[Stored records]
***

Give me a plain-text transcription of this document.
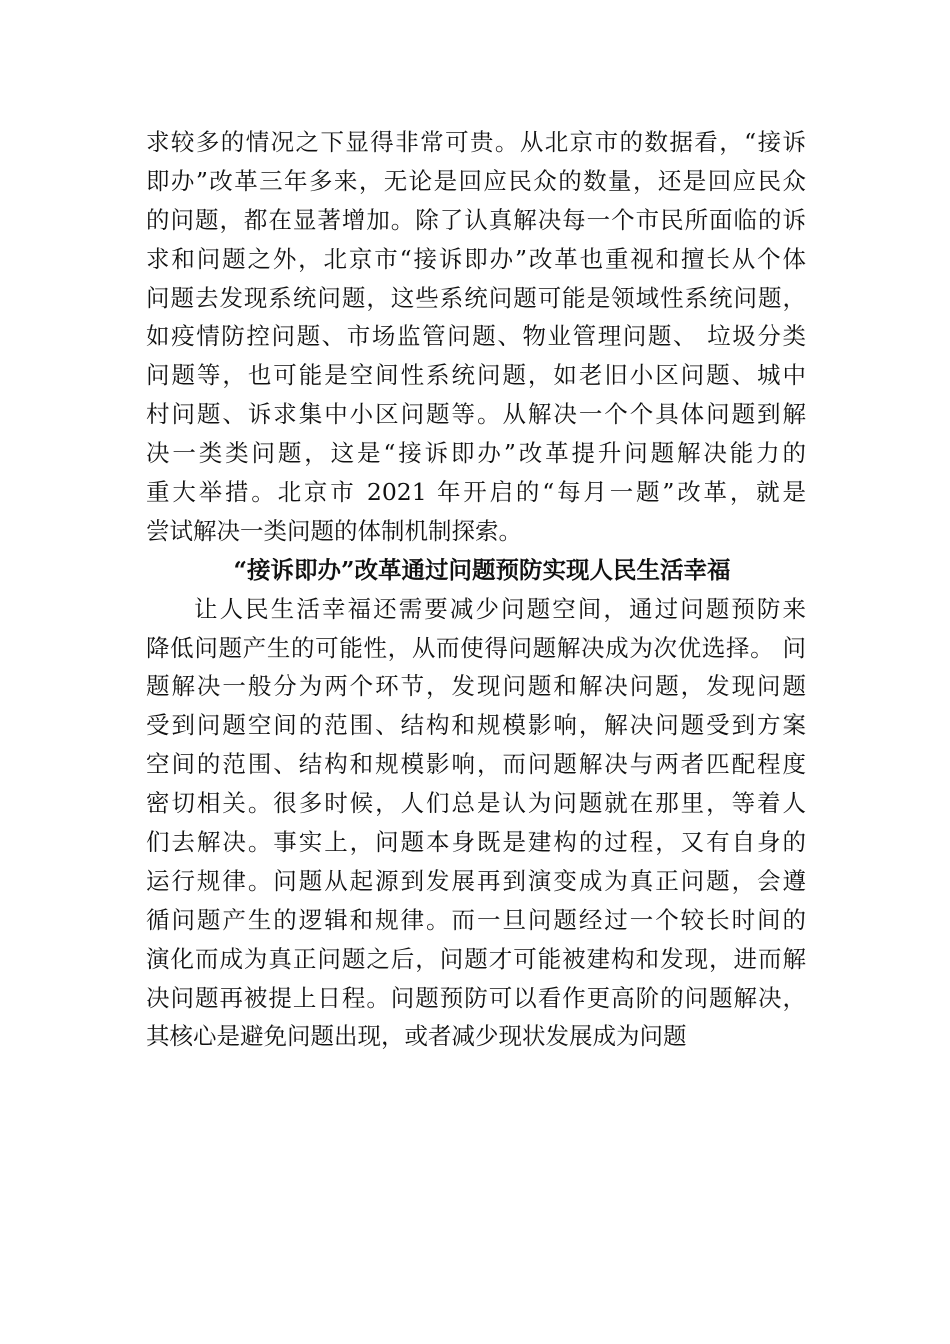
求较多的情况之下显得非常可贵。从北京市的数据看，“接诉
即办”改革三年多来，无论是回应民众的数量，还是回应民众
的问题，都在显著增加。除了认真解决每一个市民所面临的诉
求和问题之外，北京市“接诉即办”改革也重视和擅长从个体
问题去发现系统问题，这些系统问题可能是领域性系统问题，
如疫情防控问题、市场监管问题、物业管理问题、 垃圾分类
问题等，也可能是空间性系统问题，如老旧小区问题、城中
村问题、诉求集中小区问题等。从解决一个个具体问题到解
决一类类问题，这是“接诉即办”改革提升问题解决能力的
重大举措。北京市 2021 年开启的“每月一题”改革，就是
尝试解决一类问题的体制机制探索。
“接诉即办”改革通过问题预防实现人民生活幸福
让人民生活幸福还需要减少问题空间，通过问题预防来
降低问题产生的可能性，从而使得问题解决成为次优选择。 问
题解决一般分为两个环节，发现问题和解决问题，发现问题
受到问题空间的范围、结构和规模影响，解决问题受到方案
空间的范围、结构和规模影响，而问题解决与两者匹配程度
密切相关。很多时候，人们总是认为问题就在那里，等着人
们去解决。事实上，问题本身既是建构的过程，又有自身的
运行规律。问题从起源到发展再到演变成为真正问题，会遵
循问题产生的逻辑和规律。而一旦问题经过一个较长时间的
演化而成为真正问题之后，问题才可能被建构和发现，进而解
决问题再被提上日程。问题预防可以看作更高阶的问题解决，
其核心是避免问题出现，或者减少现状发展成为问题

***

The word "结构和规模影响" may appear on some lines. Report how many lines hold it, giving the number alone.

2